Dataset items
★ ★ ★ ★

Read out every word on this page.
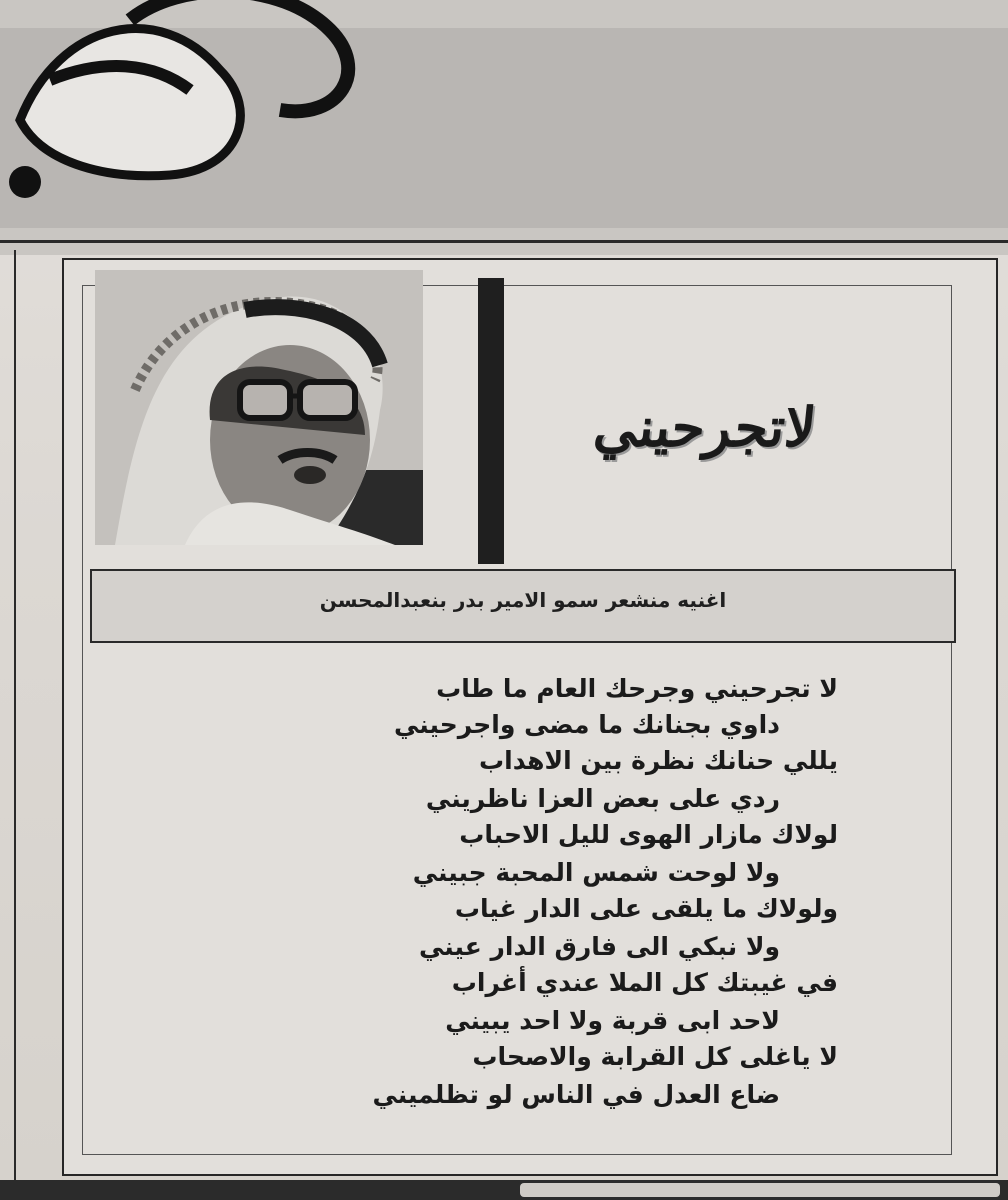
لاتجرحيني
اغنيه منشعر سمو الامير بدر بنعبدالمحسن
لا تجرحيني وجرحك العام ما طاب
داوي بجنانك ما مضى واجرحيني
يللي حنانك نظرة بين الاهداب
ردي على بعض العزا ناظريني
لولاك مازار الهوى لليل الاحباب
ولا لوحت شمس المحبة جبيني
ولولاك ما يلقى على الدار غياب
ولا نبكي الى فارق الدار عيني
في غيبتك كل الملا عندي أغراب
لاحد ابى قربة ولا احد يبيني
لا ياغلى كل القرابة والاصحاب
ضاع العدل في الناس لو تظلميني
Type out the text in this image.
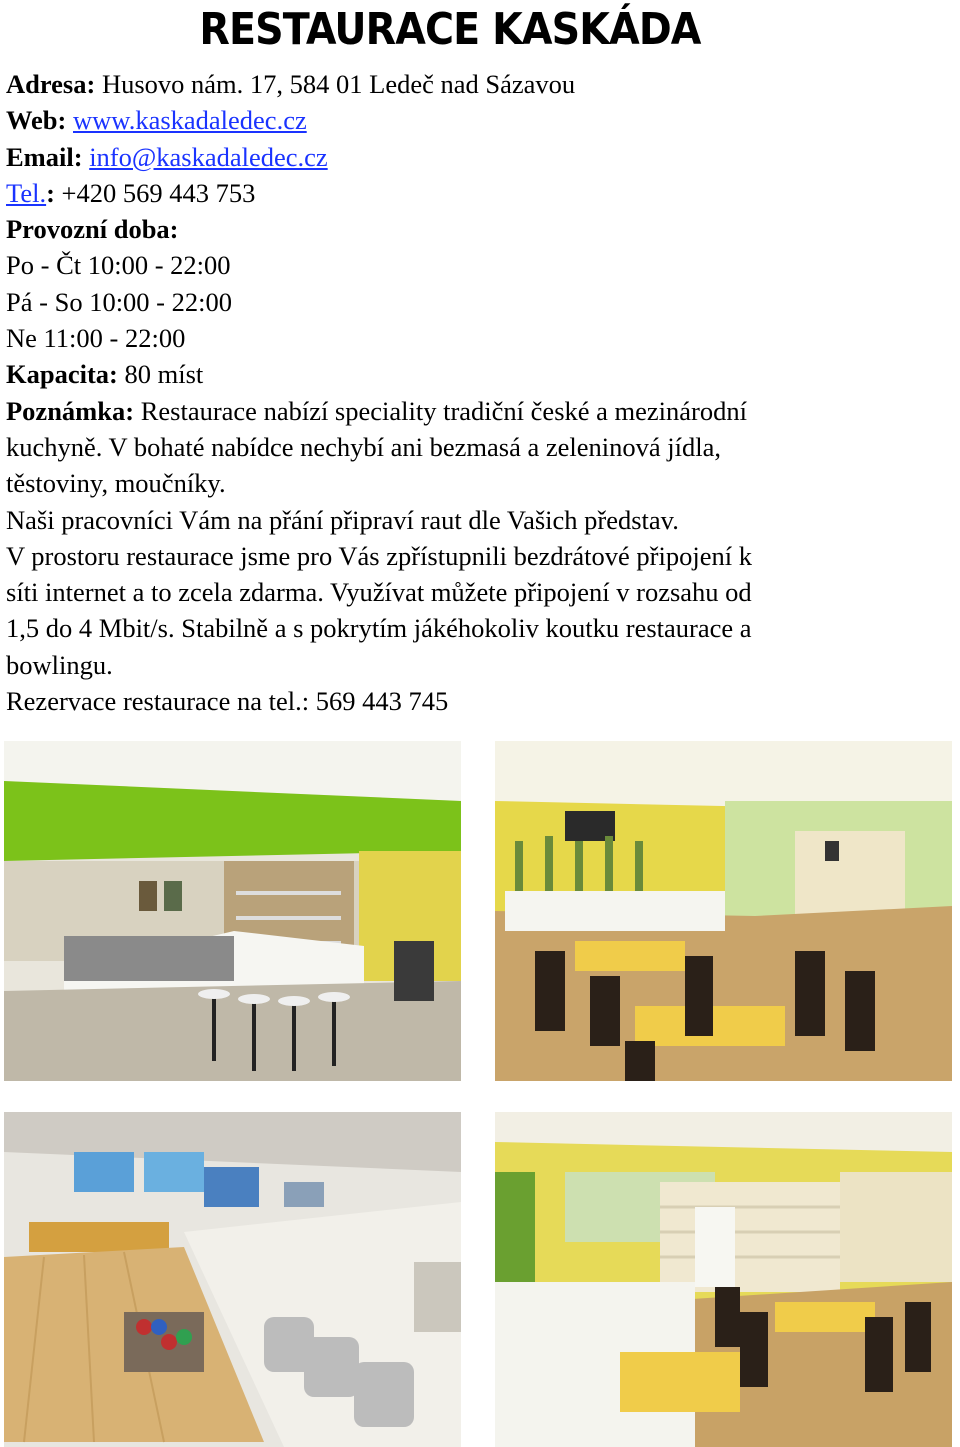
RESTAURACE KASKÁDA
Adresa: Husovo nám. 17, 584 01 Ledeč nad Sázavou
Web: www.kaskadaledec.cz
Email: info@kaskadaledec.cz
Tel.: +420 569 443 753
Provozní doba:
Po - Čt 10:00 - 22:00
Pá - So 10:00 - 22:00
Ne 11:00 - 22:00
Kapacita: 80 míst
Poznámka: Restaurace nabízí speciality tradiční české a mezinárodní
kuchyně. V bohaté nabídce nechybí ani bezmasá a zeleninová jídla,
těstoviny, moučníky.
Naši pracovníci Vám na přání připraví raut dle Vašich představ.
V prostoru restaurace jsme pro Vás zpřístupnili bezdrátové připojení k
síti internet a to zcela zdarma. Využívat můžete připojení v rozsahu od
1,5 do 4 Mbit/s. Stabilně a s pokrytím jákéhokoliv koutku restaurace a
bowlingu.
Rezervace restaurace na tel.: 569 443 745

★ ★ ★ ★

### GIVEN TASK
Except for the pictures, reproduce every line exactly.

### TASK ANSWER
Read out every word on this page.
لاتجرحيني
اغنيه منشعر سمو الامير بدر بنعبدالمحسن
لا تجرحيني وجرحك العام ما طاب
داوي بجنانك ما مضى واجرحيني
يللي حنانك نظرة بين الاهداب
ردي على بعض العزا ناظريني
لولاك مازار الهوى لليل الاحباب
ولا لوحت شمس المحبة جبيني
ولولاك ما يلقى على الدار غياب
ولا نبكي الى فارق الدار عيني
في غيبتك كل الملا عندي أغراب
لاحد ابى قربة ولا احد يبيني
لا ياغلى كل القرابة والاصحاب
ضاع العدل في الناس لو تظلميني
Type out the text in this image.
RESTAURACE KASKÁDA
Adresa: Husovo nám. 17, 584 01 Ledeč nad Sázavou
Web: www.kaskadaledec.cz
Email: info@kaskadaledec.cz
Tel.: +420 569 443 753
Provozní doba:
Po - Čt 10:00 - 22:00
Pá - So 10:00 - 22:00
Ne 11:00 - 22:00
Kapacita: 80 míst
Poznámka: Restaurace nabízí speciality tradiční české a mezinárodní
kuchyně. V bohaté nabídce nechybí ani bezmasá a zeleninová jídla,
těstoviny, moučníky.
Naši pracovníci Vám na přání připraví raut dle Vašich představ.
V prostoru restaurace jsme pro Vás zpřístupnili bezdrátové připojení k
síti internet a to zcela zdarma. Využívat můžete připojení v rozsahu od
1,5 do 4 Mbit/s. Stabilně a s pokrytím jákéhokoliv koutku restaurace a
bowlingu.
Rezervace restaurace na tel.: 569 443 745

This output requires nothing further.